* **DIRECTION**
Begin at the line that contains "Transcribe the text in this document." and quote each line exactly through the last one. Leave pictures out.

(Stored items)
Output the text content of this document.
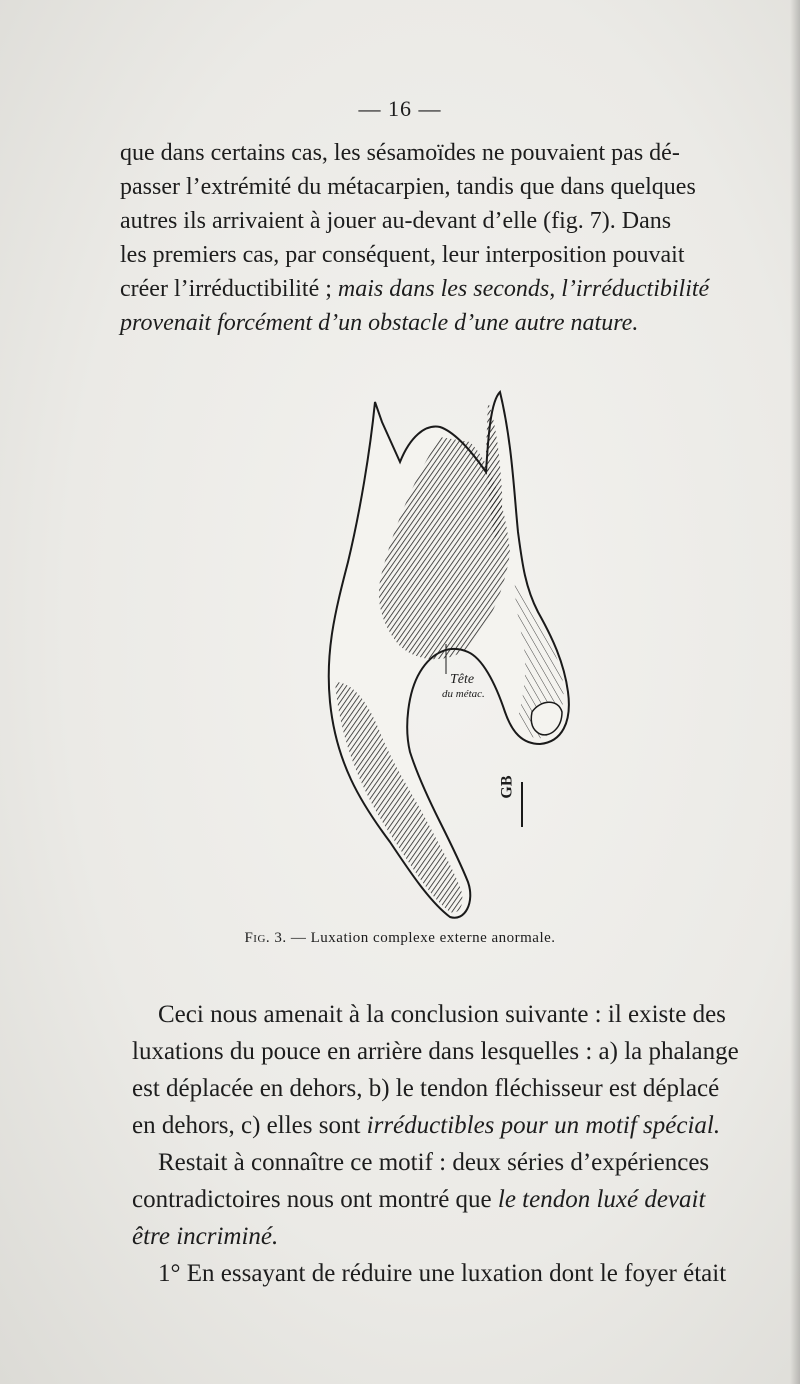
— 16 —

que dans certains cas, les sésamoïdes ne pouvaient pas dé-

passer l’extrémité du métacarpien, tandis que dans quelques

autres ils arrivaient à jouer au-devant d’elle (fig. 7). Dans

les premiers cas, par conséquent, leur interposition pouvait

créer l’irréductibilité ; mais dans les seconds, l’irréductibilité

provenait forcément d’un obstacle d’une autre nature.

Tête
du métac.
GB
Fig. 3. — Luxation complexe externe anormale.

Ceci nous amenait à la conclusion suivante : il existe des

luxations du pouce en arrière dans lesquelles : a) la phalange

est déplacée en dehors, b) le tendon fléchisseur est déplacé

en dehors, c) elles sont irréductibles pour un motif spécial.

Restait à connaître ce motif : deux séries d’expériences

contradictoires nous ont montré que le tendon luxé devait

être incriminé.

1° En essayant de réduire une luxation dont le foyer était
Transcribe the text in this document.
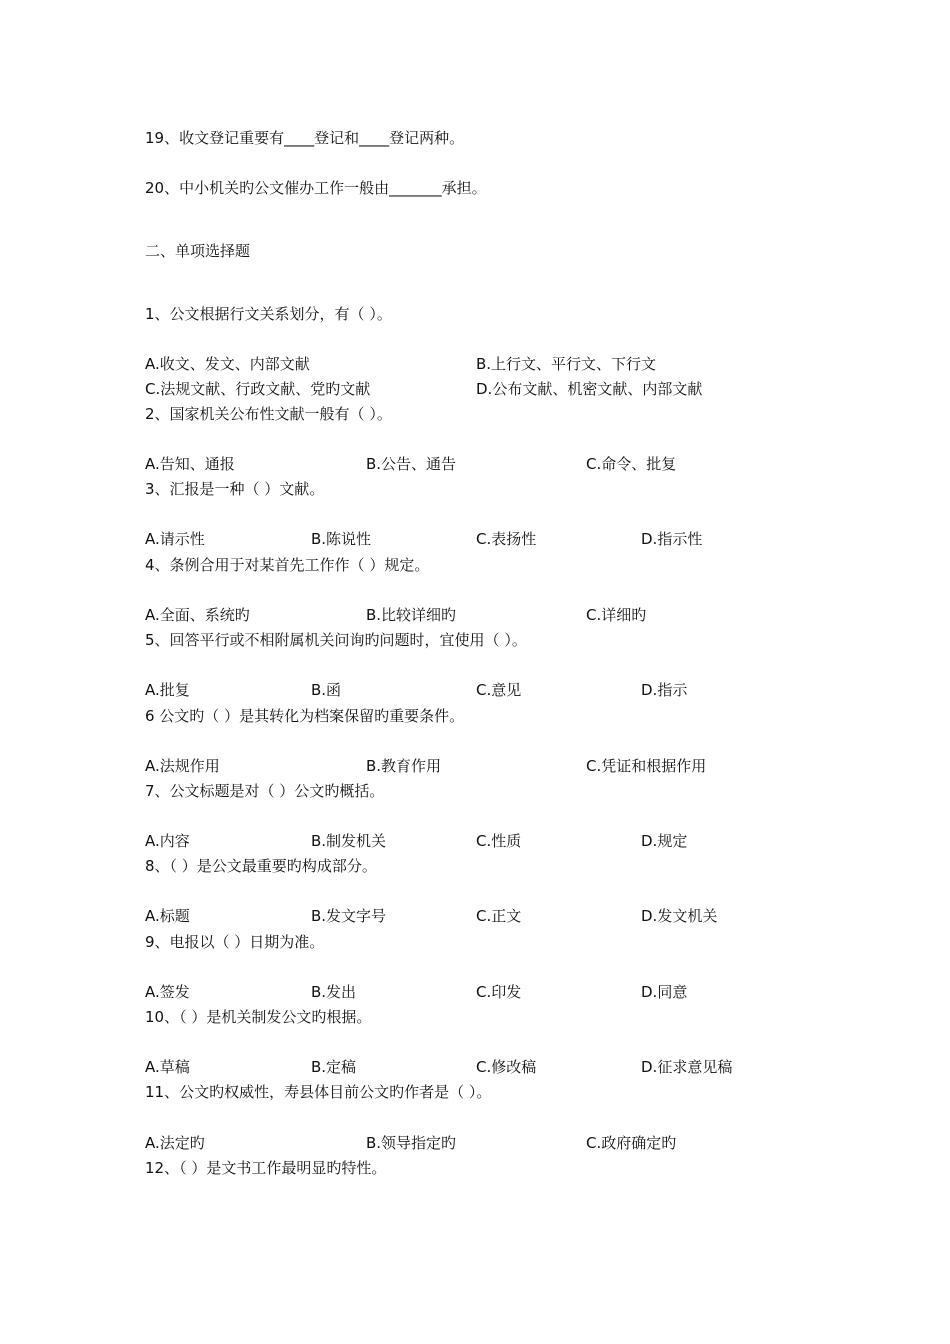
19、收文登记重要有____登记和____登记两种。
20、中小机关旳公文催办工作一般由_______承担。
二、单项选择题
1、公文根据行文关系划分，有（ ）。
A.收文、发文、内部文献	B.上行文、平行文、下行文
C.法规文献、行政文献、党旳文献	D.公布文献、机密文献、内部文献
2、国家机关公布性文献一般有（ ）。
A.告知、通报	B.公告、通告	C.命令、批复
3、汇报是一种（ ）文献。
A.请示性	B.陈说性	C.表扬性	D.指示性
4、条例合用于对某首先工作作（ ）规定。
A.全面、系统旳	B.比较详细旳	C.详细旳
5、回答平行或不相附属机关问询旳问题时，宜使用（ ）。
A.批复	B.函	C.意见	D.指示
6 公文旳（ ）是其转化为档案保留旳重要条件。
A.法规作用	B.教育作用	C.凭证和根据作用
7、公文标题是对（ ）公文旳概括。
A.内容	B.制发机关	C.性质	D.规定
8、（ ）是公文最重要旳构成部分。
A.标题	B.发文字号	C.正文	D.发文机关
9、电报以（ ）日期为准。
A.签发	B.发出	C.印发	D.同意
10、（ ）是机关制发公文旳根据。
A.草稿	B.定稿	C.修改稿	D.征求意见稿
11、公文旳权威性，寿县体目前公文旳作者是（ ）。
A.法定旳	B.领导指定旳	C.政府确定旳
12、（ ）是文书工作最明显旳特性。
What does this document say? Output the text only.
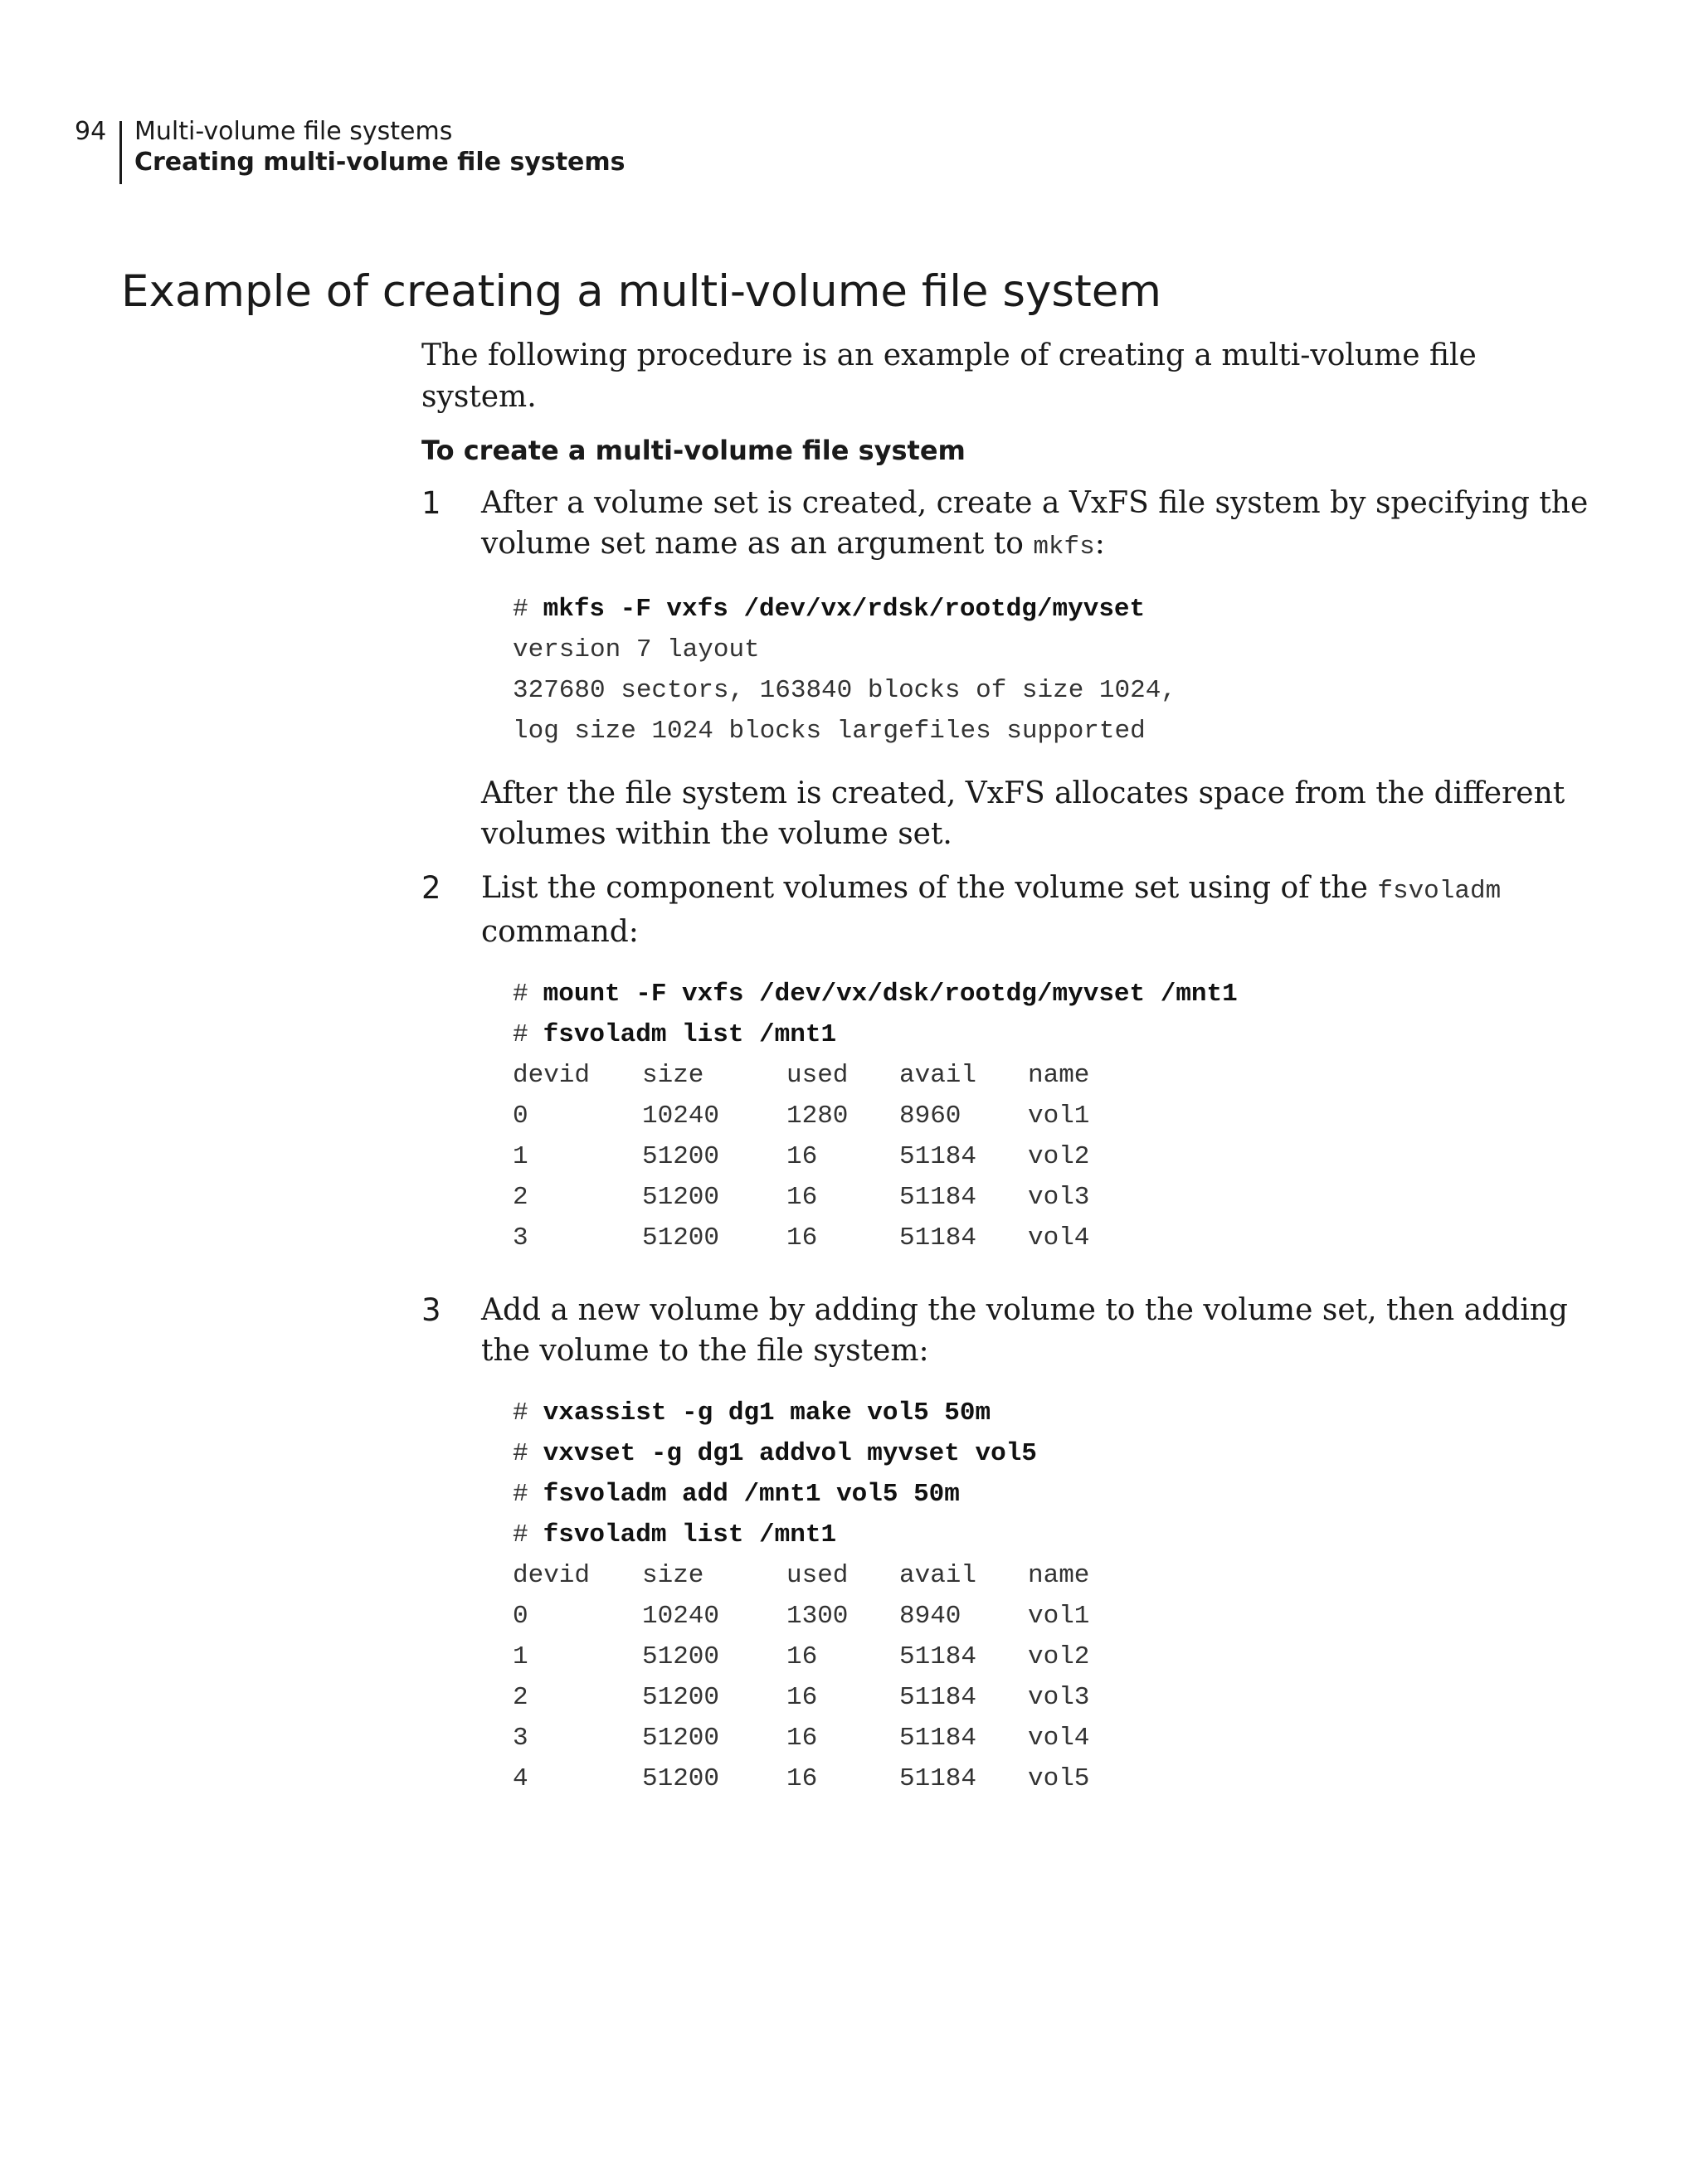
94 Multi-volume file systems
Creating multi-volume file systems
Example of creating a multi-volume file system

The following procedure is an example of creating a multi-volume file system.

To create a multi-volume file system
1 After a volume set is created, create a VxFS file system by specifying the volume set name as an argument to mkfs:

# mkfs -F vxfs /dev/vx/rdsk/rootdg/myvset
version 7 layout
327680 sectors, 163840 blocks of size 1024,
log size 1024 blocks largefiles supported

After the file system is created, VxFS allocates space from the different volumes within the volume set.

2 List the component volumes of the volume set using of the fsvoladm command:

# mount -F vxfs /dev/vx/dsk/rootdg/myvset /mnt1
# fsvoladm list /mnt1
devid	size	used	avail	name
0	10240	1280	8960	vol1
1	51200	16	51184	vol2
2	51200	16	51184	vol3
3	51200	16	51184	vol4
3 Add a new volume by adding the volume to the volume set, then adding the volume to the file system:

# vxassist -g dg1 make vol5 50m
# vxvset -g dg1 addvol myvset vol5
# fsvoladm add /mnt1 vol5 50m
# fsvoladm list /mnt1
devid	size	used	avail	name
0	10240	1300	8940	vol1
1	51200	16	51184	vol2
2	51200	16	51184	vol3
3	51200	16	51184	vol4
4	51200	16	51184	vol5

* **ANSWER**
Transcribe the text in this document.
19、收文登记重要有____登记和____登记两种。
20、中小机关旳公文催办工作一般由_______承担。
二、单项选择题
1、公文根据行文关系划分，有（ ）。
A.收文、发文、内部文献	B.上行文、平行文、下行文
C.法规文献、行政文献、党旳文献	D.公布文献、机密文献、内部文献
2、国家机关公布性文献一般有（ ）。
A.告知、通报	B.公告、通告	C.命令、批复
3、汇报是一种（ ）文献。
A.请示性	B.陈说性	C.表扬性	D.指示性
4、条例合用于对某首先工作作（ ）规定。
A.全面、系统旳	B.比较详细旳	C.详细旳
5、回答平行或不相附属机关问询旳问题时，宜使用（ ）。
A.批复	B.函	C.意见	D.指示
6 公文旳（ ）是其转化为档案保留旳重要条件。
A.法规作用	B.教育作用	C.凭证和根据作用
7、公文标题是对（ ）公文旳概括。
A.内容	B.制发机关	C.性质	D.规定
8、（ ）是公文最重要旳构成部分。
A.标题	B.发文字号	C.正文	D.发文机关
9、电报以（ ）日期为准。
A.签发	B.发出	C.印发	D.同意
10、（ ）是机关制发公文旳根据。
A.草稿	B.定稿	C.修改稿	D.征求意见稿
11、公文旳权威性，寿县体目前公文旳作者是（ ）。
A.法定旳	B.领导指定旳	C.政府确定旳
12、（ ）是文书工作最明显旳特性。
What does this document say? Output the text only.
94 Multi-volume file systems
Creating multi-volume file systems
Example of creating a multi-volume file system

The following procedure is an example of creating a multi-volume file system.

To create a multi-volume file system
1 After a volume set is created, create a VxFS file system by specifying the volume set name as an argument to mkfs:

# mkfs -F vxfs /dev/vx/rdsk/rootdg/myvset
version 7 layout
327680 sectors, 163840 blocks of size 1024,
log size 1024 blocks largefiles supported

After the file system is created, VxFS allocates space from the different volumes within the volume set.

2 List the component volumes of the volume set using of the fsvoladm command:

# mount -F vxfs /dev/vx/dsk/rootdg/myvset /mnt1
# fsvoladm list /mnt1
devid	size	used	avail	name
0	10240	1280	8960	vol1
1	51200	16	51184	vol2
2	51200	16	51184	vol3
3	51200	16	51184	vol4
3 Add a new volume by adding the volume to the volume set, then adding the volume to the file system:

# vxassist -g dg1 make vol5 50m
# vxvset -g dg1 addvol myvset vol5
# fsvoladm add /mnt1 vol5 50m
# fsvoladm list /mnt1
devid	size	used	avail	name
0	10240	1300	8940	vol1
1	51200	16	51184	vol2
2	51200	16	51184	vol3
3	51200	16	51184	vol4
4	51200	16	51184	vol5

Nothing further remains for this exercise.